GIVEN PROBLEM: Transcribe the whole listing without a single picture.
______
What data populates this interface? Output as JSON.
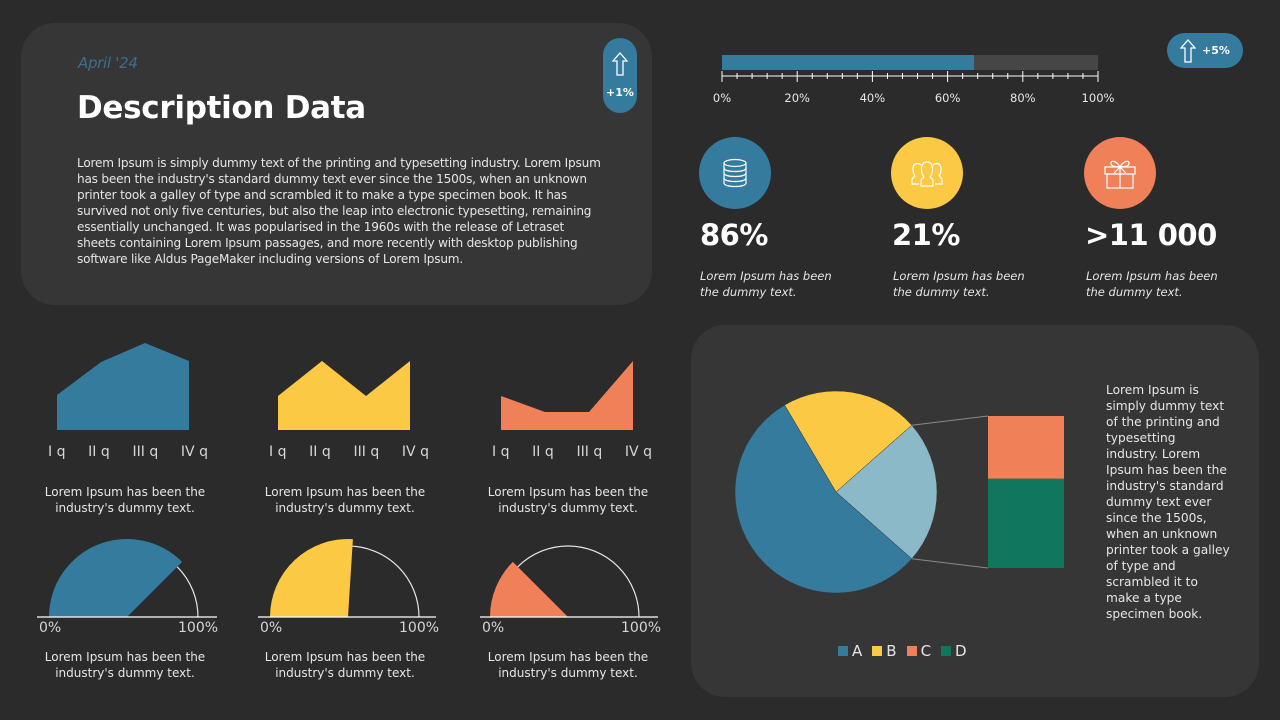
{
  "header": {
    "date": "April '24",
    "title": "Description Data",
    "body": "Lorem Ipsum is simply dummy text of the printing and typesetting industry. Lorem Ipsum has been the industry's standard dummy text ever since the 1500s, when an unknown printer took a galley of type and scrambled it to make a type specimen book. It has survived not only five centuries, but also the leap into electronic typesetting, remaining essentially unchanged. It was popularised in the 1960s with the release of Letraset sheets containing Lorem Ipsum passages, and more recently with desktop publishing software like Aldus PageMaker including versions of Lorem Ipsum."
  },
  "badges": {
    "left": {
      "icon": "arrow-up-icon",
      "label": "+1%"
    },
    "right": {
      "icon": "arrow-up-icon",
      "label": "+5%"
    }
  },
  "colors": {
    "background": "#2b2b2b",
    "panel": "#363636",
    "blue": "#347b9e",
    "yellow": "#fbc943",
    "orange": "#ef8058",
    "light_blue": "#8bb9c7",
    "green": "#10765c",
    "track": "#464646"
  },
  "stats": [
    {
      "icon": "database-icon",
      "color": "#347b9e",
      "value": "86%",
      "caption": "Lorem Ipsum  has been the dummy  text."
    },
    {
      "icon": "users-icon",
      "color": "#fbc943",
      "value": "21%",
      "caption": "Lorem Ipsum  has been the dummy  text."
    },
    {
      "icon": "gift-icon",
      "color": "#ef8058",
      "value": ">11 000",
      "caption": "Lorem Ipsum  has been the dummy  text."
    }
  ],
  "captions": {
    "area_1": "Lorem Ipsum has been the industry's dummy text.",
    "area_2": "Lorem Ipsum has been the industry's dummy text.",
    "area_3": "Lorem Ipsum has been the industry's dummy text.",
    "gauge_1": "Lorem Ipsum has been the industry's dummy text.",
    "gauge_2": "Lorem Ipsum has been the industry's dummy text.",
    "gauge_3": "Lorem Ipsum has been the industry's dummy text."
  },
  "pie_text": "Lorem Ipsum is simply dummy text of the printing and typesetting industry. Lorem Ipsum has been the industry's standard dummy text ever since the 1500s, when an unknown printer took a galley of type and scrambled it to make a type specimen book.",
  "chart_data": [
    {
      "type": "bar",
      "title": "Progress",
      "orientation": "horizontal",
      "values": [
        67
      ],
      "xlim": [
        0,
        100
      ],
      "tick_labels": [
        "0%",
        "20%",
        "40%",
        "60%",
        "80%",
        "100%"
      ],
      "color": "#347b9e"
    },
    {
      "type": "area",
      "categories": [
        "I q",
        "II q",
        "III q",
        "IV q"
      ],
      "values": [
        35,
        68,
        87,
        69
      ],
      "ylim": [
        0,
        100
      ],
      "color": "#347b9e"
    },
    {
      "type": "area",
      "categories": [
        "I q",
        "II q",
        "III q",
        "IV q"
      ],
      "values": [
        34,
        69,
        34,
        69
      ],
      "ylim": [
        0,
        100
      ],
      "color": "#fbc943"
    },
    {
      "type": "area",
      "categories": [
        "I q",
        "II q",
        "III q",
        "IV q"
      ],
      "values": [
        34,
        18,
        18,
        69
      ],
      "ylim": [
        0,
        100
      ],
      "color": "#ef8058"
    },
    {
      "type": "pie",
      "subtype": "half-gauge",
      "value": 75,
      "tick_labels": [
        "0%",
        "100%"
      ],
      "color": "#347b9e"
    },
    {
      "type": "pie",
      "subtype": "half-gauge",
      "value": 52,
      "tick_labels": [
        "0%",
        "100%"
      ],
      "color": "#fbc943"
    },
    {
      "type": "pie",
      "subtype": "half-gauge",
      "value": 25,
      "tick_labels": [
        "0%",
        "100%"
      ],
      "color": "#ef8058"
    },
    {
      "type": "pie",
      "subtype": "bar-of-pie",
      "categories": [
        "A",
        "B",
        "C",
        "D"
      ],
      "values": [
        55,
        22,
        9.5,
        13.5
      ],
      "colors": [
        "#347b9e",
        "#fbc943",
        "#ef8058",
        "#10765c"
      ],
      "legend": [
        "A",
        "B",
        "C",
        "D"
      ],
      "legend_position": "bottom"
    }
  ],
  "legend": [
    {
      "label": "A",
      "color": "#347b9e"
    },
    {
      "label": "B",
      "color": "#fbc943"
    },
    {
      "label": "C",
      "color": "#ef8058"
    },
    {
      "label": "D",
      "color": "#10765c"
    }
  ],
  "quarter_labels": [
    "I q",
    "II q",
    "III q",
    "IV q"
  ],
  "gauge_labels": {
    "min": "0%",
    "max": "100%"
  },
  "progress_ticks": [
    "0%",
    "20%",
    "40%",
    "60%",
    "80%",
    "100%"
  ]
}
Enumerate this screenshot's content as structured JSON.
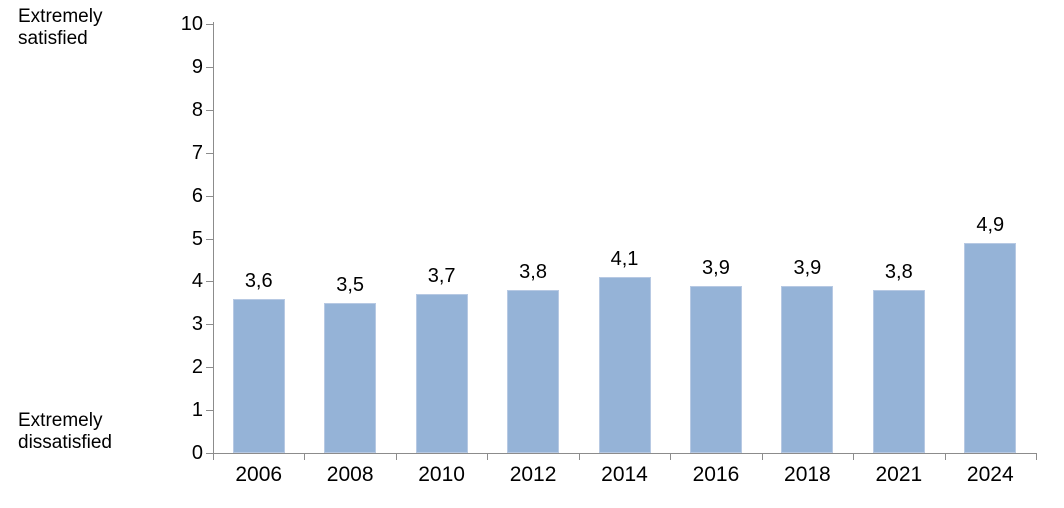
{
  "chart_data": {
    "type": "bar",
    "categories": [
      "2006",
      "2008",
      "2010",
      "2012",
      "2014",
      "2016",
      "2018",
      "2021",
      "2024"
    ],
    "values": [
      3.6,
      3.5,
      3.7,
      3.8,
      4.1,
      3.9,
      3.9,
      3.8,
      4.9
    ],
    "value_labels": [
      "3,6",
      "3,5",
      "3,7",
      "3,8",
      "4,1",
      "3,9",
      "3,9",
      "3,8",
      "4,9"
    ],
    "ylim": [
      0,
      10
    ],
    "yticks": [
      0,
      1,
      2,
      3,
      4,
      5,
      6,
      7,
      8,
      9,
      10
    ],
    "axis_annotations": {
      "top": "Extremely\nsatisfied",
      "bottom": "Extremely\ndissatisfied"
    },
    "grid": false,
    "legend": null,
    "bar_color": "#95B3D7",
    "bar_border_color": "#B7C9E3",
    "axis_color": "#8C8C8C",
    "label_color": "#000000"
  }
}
______
SOLUTION FOR THIS TASK:
What data populates this interface? Output as JSON.
{
  "header": {
    "date": "April '24",
    "title": "Description Data",
    "body": "Lorem Ipsum is simply dummy text of the printing and typesetting industry. Lorem Ipsum has been the industry's standard dummy text ever since the 1500s, when an unknown printer took a galley of type and scrambled it to make a type specimen book. It has survived not only five centuries, but also the leap into electronic typesetting, remaining essentially unchanged. It was popularised in the 1960s with the release of Letraset sheets containing Lorem Ipsum passages, and more recently with desktop publishing software like Aldus PageMaker including versions of Lorem Ipsum."
  },
  "badges": {
    "left": {
      "icon": "arrow-up-icon",
      "label": "+1%"
    },
    "right": {
      "icon": "arrow-up-icon",
      "label": "+5%"
    }
  },
  "colors": {
    "background": "#2b2b2b",
    "panel": "#363636",
    "blue": "#347b9e",
    "yellow": "#fbc943",
    "orange": "#ef8058",
    "light_blue": "#8bb9c7",
    "green": "#10765c",
    "track": "#464646"
  },
  "stats": [
    {
      "icon": "database-icon",
      "color": "#347b9e",
      "value": "86%",
      "caption": "Lorem Ipsum  has been the dummy  text."
    },
    {
      "icon": "users-icon",
      "color": "#fbc943",
      "value": "21%",
      "caption": "Lorem Ipsum  has been the dummy  text."
    },
    {
      "icon": "gift-icon",
      "color": "#ef8058",
      "value": ">11 000",
      "caption": "Lorem Ipsum  has been the dummy  text."
    }
  ],
  "captions": {
    "area_1": "Lorem Ipsum has been the industry's dummy text.",
    "area_2": "Lorem Ipsum has been the industry's dummy text.",
    "area_3": "Lorem Ipsum has been the industry's dummy text.",
    "gauge_1": "Lorem Ipsum has been the industry's dummy text.",
    "gauge_2": "Lorem Ipsum has been the industry's dummy text.",
    "gauge_3": "Lorem Ipsum has been the industry's dummy text."
  },
  "pie_text": "Lorem Ipsum is simply dummy text of the printing and typesetting industry. Lorem Ipsum has been the industry's standard dummy text ever since the 1500s, when an unknown printer took a galley of type and scrambled it to make a type specimen book.",
  "chart_data": [
    {
      "type": "bar",
      "title": "Progress",
      "orientation": "horizontal",
      "values": [
        67
      ],
      "xlim": [
        0,
        100
      ],
      "tick_labels": [
        "0%",
        "20%",
        "40%",
        "60%",
        "80%",
        "100%"
      ],
      "color": "#347b9e"
    },
    {
      "type": "area",
      "categories": [
        "I q",
        "II q",
        "III q",
        "IV q"
      ],
      "values": [
        35,
        68,
        87,
        69
      ],
      "ylim": [
        0,
        100
      ],
      "color": "#347b9e"
    },
    {
      "type": "area",
      "categories": [
        "I q",
        "II q",
        "III q",
        "IV q"
      ],
      "values": [
        34,
        69,
        34,
        69
      ],
      "ylim": [
        0,
        100
      ],
      "color": "#fbc943"
    },
    {
      "type": "area",
      "categories": [
        "I q",
        "II q",
        "III q",
        "IV q"
      ],
      "values": [
        34,
        18,
        18,
        69
      ],
      "ylim": [
        0,
        100
      ],
      "color": "#ef8058"
    },
    {
      "type": "pie",
      "subtype": "half-gauge",
      "value": 75,
      "tick_labels": [
        "0%",
        "100%"
      ],
      "color": "#347b9e"
    },
    {
      "type": "pie",
      "subtype": "half-gauge",
      "value": 52,
      "tick_labels": [
        "0%",
        "100%"
      ],
      "color": "#fbc943"
    },
    {
      "type": "pie",
      "subtype": "half-gauge",
      "value": 25,
      "tick_labels": [
        "0%",
        "100%"
      ],
      "color": "#ef8058"
    },
    {
      "type": "pie",
      "subtype": "bar-of-pie",
      "categories": [
        "A",
        "B",
        "C",
        "D"
      ],
      "values": [
        55,
        22,
        9.5,
        13.5
      ],
      "colors": [
        "#347b9e",
        "#fbc943",
        "#ef8058",
        "#10765c"
      ],
      "legend": [
        "A",
        "B",
        "C",
        "D"
      ],
      "legend_position": "bottom"
    }
  ],
  "legend": [
    {
      "label": "A",
      "color": "#347b9e"
    },
    {
      "label": "B",
      "color": "#fbc943"
    },
    {
      "label": "C",
      "color": "#ef8058"
    },
    {
      "label": "D",
      "color": "#10765c"
    }
  ],
  "quarter_labels": [
    "I q",
    "II q",
    "III q",
    "IV q"
  ],
  "gauge_labels": {
    "min": "0%",
    "max": "100%"
  },
  "progress_ticks": [
    "0%",
    "20%",
    "40%",
    "60%",
    "80%",
    "100%"
  ]
}
Enumerate this screenshot's content as structured JSON.
{
  "chart_data": {
    "type": "bar",
    "categories": [
      "2006",
      "2008",
      "2010",
      "2012",
      "2014",
      "2016",
      "2018",
      "2021",
      "2024"
    ],
    "values": [
      3.6,
      3.5,
      3.7,
      3.8,
      4.1,
      3.9,
      3.9,
      3.8,
      4.9
    ],
    "value_labels": [
      "3,6",
      "3,5",
      "3,7",
      "3,8",
      "4,1",
      "3,9",
      "3,9",
      "3,8",
      "4,9"
    ],
    "ylim": [
      0,
      10
    ],
    "yticks": [
      0,
      1,
      2,
      3,
      4,
      5,
      6,
      7,
      8,
      9,
      10
    ],
    "axis_annotations": {
      "top": "Extremely\nsatisfied",
      "bottom": "Extremely\ndissatisfied"
    },
    "grid": false,
    "legend": null,
    "bar_color": "#95B3D7",
    "bar_border_color": "#B7C9E3",
    "axis_color": "#8C8C8C",
    "label_color": "#000000"
  }
}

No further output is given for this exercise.